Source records
start

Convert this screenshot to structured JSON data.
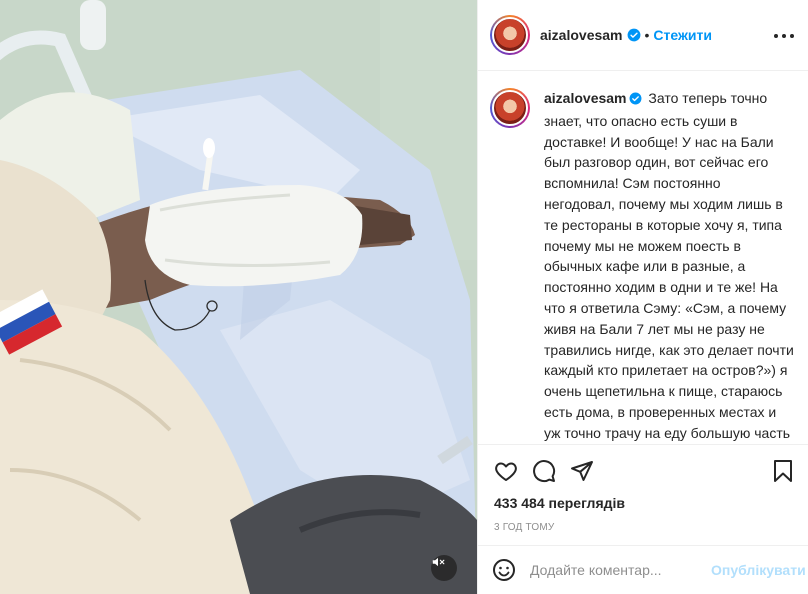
{
  "post": {
    "username": "aizalovesam",
    "follow_label": "Стежити",
    "separator": "•"
  },
  "caption": {
    "username": "aizalovesam",
    "text": "Зато теперь точно знает, что опасно есть суши в доставке! И вообще! У нас на Бали был разговор один, вот сейчас его вспомнила! Сэм постоянно негодовал, почему мы ходим лишь в те рестораны в которые хочу я, типа почему мы не можем поесть в обычных кафе или в разные, а постоянно ходим в одни и те же! На что я ответила Сэму: «Сэм, а почему живя на Бали 7 лет мы не разу не травились нигде, как это делает почти каждый кто прилетает на остров?») я очень щепетильна к пище, стараюсь есть дома, в проверенных местах и уж точно трачу на еду большую часть своего заработка! Потому что боюсь вот такого😩"
  },
  "stats": {
    "views": "433 484 переглядів",
    "time": "3 год тому"
  },
  "comment": {
    "placeholder": "Додайте коментар...",
    "post_label": "Опублікувати"
  },
  "icons": {
    "verified": "verified-badge-icon",
    "more": "more-options-icon",
    "like": "heart-icon",
    "comment": "comment-icon",
    "share": "send-icon",
    "save": "bookmark-icon",
    "emoji": "emoji-icon",
    "mute": "muted-speaker-icon"
  },
  "colors": {
    "accent": "#0095f6",
    "post_disabled": "#b2dffc",
    "text": "#262626",
    "secondary": "#8e8e8e"
  }
}
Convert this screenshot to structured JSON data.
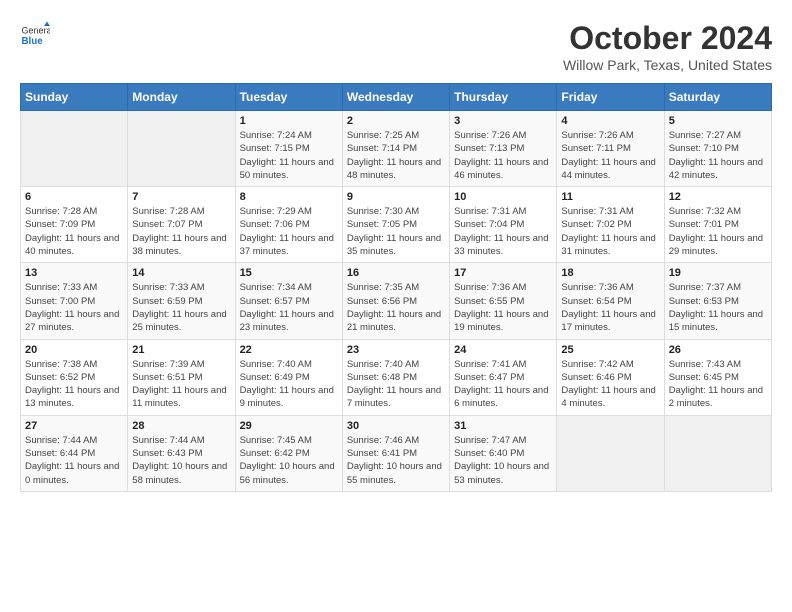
{
  "header": {
    "logo_general": "General",
    "logo_blue": "Blue",
    "month": "October 2024",
    "location": "Willow Park, Texas, United States"
  },
  "days_of_week": [
    "Sunday",
    "Monday",
    "Tuesday",
    "Wednesday",
    "Thursday",
    "Friday",
    "Saturday"
  ],
  "weeks": [
    [
      {
        "day": "",
        "info": ""
      },
      {
        "day": "",
        "info": ""
      },
      {
        "day": "1",
        "info": "Sunrise: 7:24 AM\nSunset: 7:15 PM\nDaylight: 11 hours and 50 minutes."
      },
      {
        "day": "2",
        "info": "Sunrise: 7:25 AM\nSunset: 7:14 PM\nDaylight: 11 hours and 48 minutes."
      },
      {
        "day": "3",
        "info": "Sunrise: 7:26 AM\nSunset: 7:13 PM\nDaylight: 11 hours and 46 minutes."
      },
      {
        "day": "4",
        "info": "Sunrise: 7:26 AM\nSunset: 7:11 PM\nDaylight: 11 hours and 44 minutes."
      },
      {
        "day": "5",
        "info": "Sunrise: 7:27 AM\nSunset: 7:10 PM\nDaylight: 11 hours and 42 minutes."
      }
    ],
    [
      {
        "day": "6",
        "info": "Sunrise: 7:28 AM\nSunset: 7:09 PM\nDaylight: 11 hours and 40 minutes."
      },
      {
        "day": "7",
        "info": "Sunrise: 7:28 AM\nSunset: 7:07 PM\nDaylight: 11 hours and 38 minutes."
      },
      {
        "day": "8",
        "info": "Sunrise: 7:29 AM\nSunset: 7:06 PM\nDaylight: 11 hours and 37 minutes."
      },
      {
        "day": "9",
        "info": "Sunrise: 7:30 AM\nSunset: 7:05 PM\nDaylight: 11 hours and 35 minutes."
      },
      {
        "day": "10",
        "info": "Sunrise: 7:31 AM\nSunset: 7:04 PM\nDaylight: 11 hours and 33 minutes."
      },
      {
        "day": "11",
        "info": "Sunrise: 7:31 AM\nSunset: 7:02 PM\nDaylight: 11 hours and 31 minutes."
      },
      {
        "day": "12",
        "info": "Sunrise: 7:32 AM\nSunset: 7:01 PM\nDaylight: 11 hours and 29 minutes."
      }
    ],
    [
      {
        "day": "13",
        "info": "Sunrise: 7:33 AM\nSunset: 7:00 PM\nDaylight: 11 hours and 27 minutes."
      },
      {
        "day": "14",
        "info": "Sunrise: 7:33 AM\nSunset: 6:59 PM\nDaylight: 11 hours and 25 minutes."
      },
      {
        "day": "15",
        "info": "Sunrise: 7:34 AM\nSunset: 6:57 PM\nDaylight: 11 hours and 23 minutes."
      },
      {
        "day": "16",
        "info": "Sunrise: 7:35 AM\nSunset: 6:56 PM\nDaylight: 11 hours and 21 minutes."
      },
      {
        "day": "17",
        "info": "Sunrise: 7:36 AM\nSunset: 6:55 PM\nDaylight: 11 hours and 19 minutes."
      },
      {
        "day": "18",
        "info": "Sunrise: 7:36 AM\nSunset: 6:54 PM\nDaylight: 11 hours and 17 minutes."
      },
      {
        "day": "19",
        "info": "Sunrise: 7:37 AM\nSunset: 6:53 PM\nDaylight: 11 hours and 15 minutes."
      }
    ],
    [
      {
        "day": "20",
        "info": "Sunrise: 7:38 AM\nSunset: 6:52 PM\nDaylight: 11 hours and 13 minutes."
      },
      {
        "day": "21",
        "info": "Sunrise: 7:39 AM\nSunset: 6:51 PM\nDaylight: 11 hours and 11 minutes."
      },
      {
        "day": "22",
        "info": "Sunrise: 7:40 AM\nSunset: 6:49 PM\nDaylight: 11 hours and 9 minutes."
      },
      {
        "day": "23",
        "info": "Sunrise: 7:40 AM\nSunset: 6:48 PM\nDaylight: 11 hours and 7 minutes."
      },
      {
        "day": "24",
        "info": "Sunrise: 7:41 AM\nSunset: 6:47 PM\nDaylight: 11 hours and 6 minutes."
      },
      {
        "day": "25",
        "info": "Sunrise: 7:42 AM\nSunset: 6:46 PM\nDaylight: 11 hours and 4 minutes."
      },
      {
        "day": "26",
        "info": "Sunrise: 7:43 AM\nSunset: 6:45 PM\nDaylight: 11 hours and 2 minutes."
      }
    ],
    [
      {
        "day": "27",
        "info": "Sunrise: 7:44 AM\nSunset: 6:44 PM\nDaylight: 11 hours and 0 minutes."
      },
      {
        "day": "28",
        "info": "Sunrise: 7:44 AM\nSunset: 6:43 PM\nDaylight: 10 hours and 58 minutes."
      },
      {
        "day": "29",
        "info": "Sunrise: 7:45 AM\nSunset: 6:42 PM\nDaylight: 10 hours and 56 minutes."
      },
      {
        "day": "30",
        "info": "Sunrise: 7:46 AM\nSunset: 6:41 PM\nDaylight: 10 hours and 55 minutes."
      },
      {
        "day": "31",
        "info": "Sunrise: 7:47 AM\nSunset: 6:40 PM\nDaylight: 10 hours and 53 minutes."
      },
      {
        "day": "",
        "info": ""
      },
      {
        "day": "",
        "info": ""
      }
    ]
  ]
}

end

**AIM:** Excluding the pictures, restate the records above word for word.

**THE RESULT:**
Convert this screenshot to structured JSON data.
{
  "post": {
    "username": "aizalovesam",
    "follow_label": "Стежити",
    "separator": "•"
  },
  "caption": {
    "username": "aizalovesam",
    "text": "Зато теперь точно знает, что опасно есть суши в доставке! И вообще! У нас на Бали был разговор один, вот сейчас его вспомнила! Сэм постоянно негодовал, почему мы ходим лишь в те рестораны в которые хочу я, типа почему мы не можем поесть в обычных кафе или в разные, а постоянно ходим в одни и те же! На что я ответила Сэму: «Сэм, а почему живя на Бали 7 лет мы не разу не травились нигде, как это делает почти каждый кто прилетает на остров?») я очень щепетильна к пище, стараюсь есть дома, в проверенных местах и уж точно трачу на еду большую часть своего заработка! Потому что боюсь вот такого😩"
  },
  "stats": {
    "views": "433 484 переглядів",
    "time": "3 год тому"
  },
  "comment": {
    "placeholder": "Додайте коментар...",
    "post_label": "Опублікувати"
  },
  "icons": {
    "verified": "verified-badge-icon",
    "more": "more-options-icon",
    "like": "heart-icon",
    "comment": "comment-icon",
    "share": "send-icon",
    "save": "bookmark-icon",
    "emoji": "emoji-icon",
    "mute": "muted-speaker-icon"
  },
  "colors": {
    "accent": "#0095f6",
    "post_disabled": "#b2dffc",
    "text": "#262626",
    "secondary": "#8e8e8e"
  }
}
Convert this screenshot to structured JSON data.
{
  "header": {
    "logo_general": "General",
    "logo_blue": "Blue",
    "month": "October 2024",
    "location": "Willow Park, Texas, United States"
  },
  "days_of_week": [
    "Sunday",
    "Monday",
    "Tuesday",
    "Wednesday",
    "Thursday",
    "Friday",
    "Saturday"
  ],
  "weeks": [
    [
      {
        "day": "",
        "info": ""
      },
      {
        "day": "",
        "info": ""
      },
      {
        "day": "1",
        "info": "Sunrise: 7:24 AM\nSunset: 7:15 PM\nDaylight: 11 hours and 50 minutes."
      },
      {
        "day": "2",
        "info": "Sunrise: 7:25 AM\nSunset: 7:14 PM\nDaylight: 11 hours and 48 minutes."
      },
      {
        "day": "3",
        "info": "Sunrise: 7:26 AM\nSunset: 7:13 PM\nDaylight: 11 hours and 46 minutes."
      },
      {
        "day": "4",
        "info": "Sunrise: 7:26 AM\nSunset: 7:11 PM\nDaylight: 11 hours and 44 minutes."
      },
      {
        "day": "5",
        "info": "Sunrise: 7:27 AM\nSunset: 7:10 PM\nDaylight: 11 hours and 42 minutes."
      }
    ],
    [
      {
        "day": "6",
        "info": "Sunrise: 7:28 AM\nSunset: 7:09 PM\nDaylight: 11 hours and 40 minutes."
      },
      {
        "day": "7",
        "info": "Sunrise: 7:28 AM\nSunset: 7:07 PM\nDaylight: 11 hours and 38 minutes."
      },
      {
        "day": "8",
        "info": "Sunrise: 7:29 AM\nSunset: 7:06 PM\nDaylight: 11 hours and 37 minutes."
      },
      {
        "day": "9",
        "info": "Sunrise: 7:30 AM\nSunset: 7:05 PM\nDaylight: 11 hours and 35 minutes."
      },
      {
        "day": "10",
        "info": "Sunrise: 7:31 AM\nSunset: 7:04 PM\nDaylight: 11 hours and 33 minutes."
      },
      {
        "day": "11",
        "info": "Sunrise: 7:31 AM\nSunset: 7:02 PM\nDaylight: 11 hours and 31 minutes."
      },
      {
        "day": "12",
        "info": "Sunrise: 7:32 AM\nSunset: 7:01 PM\nDaylight: 11 hours and 29 minutes."
      }
    ],
    [
      {
        "day": "13",
        "info": "Sunrise: 7:33 AM\nSunset: 7:00 PM\nDaylight: 11 hours and 27 minutes."
      },
      {
        "day": "14",
        "info": "Sunrise: 7:33 AM\nSunset: 6:59 PM\nDaylight: 11 hours and 25 minutes."
      },
      {
        "day": "15",
        "info": "Sunrise: 7:34 AM\nSunset: 6:57 PM\nDaylight: 11 hours and 23 minutes."
      },
      {
        "day": "16",
        "info": "Sunrise: 7:35 AM\nSunset: 6:56 PM\nDaylight: 11 hours and 21 minutes."
      },
      {
        "day": "17",
        "info": "Sunrise: 7:36 AM\nSunset: 6:55 PM\nDaylight: 11 hours and 19 minutes."
      },
      {
        "day": "18",
        "info": "Sunrise: 7:36 AM\nSunset: 6:54 PM\nDaylight: 11 hours and 17 minutes."
      },
      {
        "day": "19",
        "info": "Sunrise: 7:37 AM\nSunset: 6:53 PM\nDaylight: 11 hours and 15 minutes."
      }
    ],
    [
      {
        "day": "20",
        "info": "Sunrise: 7:38 AM\nSunset: 6:52 PM\nDaylight: 11 hours and 13 minutes."
      },
      {
        "day": "21",
        "info": "Sunrise: 7:39 AM\nSunset: 6:51 PM\nDaylight: 11 hours and 11 minutes."
      },
      {
        "day": "22",
        "info": "Sunrise: 7:40 AM\nSunset: 6:49 PM\nDaylight: 11 hours and 9 minutes."
      },
      {
        "day": "23",
        "info": "Sunrise: 7:40 AM\nSunset: 6:48 PM\nDaylight: 11 hours and 7 minutes."
      },
      {
        "day": "24",
        "info": "Sunrise: 7:41 AM\nSunset: 6:47 PM\nDaylight: 11 hours and 6 minutes."
      },
      {
        "day": "25",
        "info": "Sunrise: 7:42 AM\nSunset: 6:46 PM\nDaylight: 11 hours and 4 minutes."
      },
      {
        "day": "26",
        "info": "Sunrise: 7:43 AM\nSunset: 6:45 PM\nDaylight: 11 hours and 2 minutes."
      }
    ],
    [
      {
        "day": "27",
        "info": "Sunrise: 7:44 AM\nSunset: 6:44 PM\nDaylight: 11 hours and 0 minutes."
      },
      {
        "day": "28",
        "info": "Sunrise: 7:44 AM\nSunset: 6:43 PM\nDaylight: 10 hours and 58 minutes."
      },
      {
        "day": "29",
        "info": "Sunrise: 7:45 AM\nSunset: 6:42 PM\nDaylight: 10 hours and 56 minutes."
      },
      {
        "day": "30",
        "info": "Sunrise: 7:46 AM\nSunset: 6:41 PM\nDaylight: 10 hours and 55 minutes."
      },
      {
        "day": "31",
        "info": "Sunrise: 7:47 AM\nSunset: 6:40 PM\nDaylight: 10 hours and 53 minutes."
      },
      {
        "day": "",
        "info": ""
      },
      {
        "day": "",
        "info": ""
      }
    ]
  ]
}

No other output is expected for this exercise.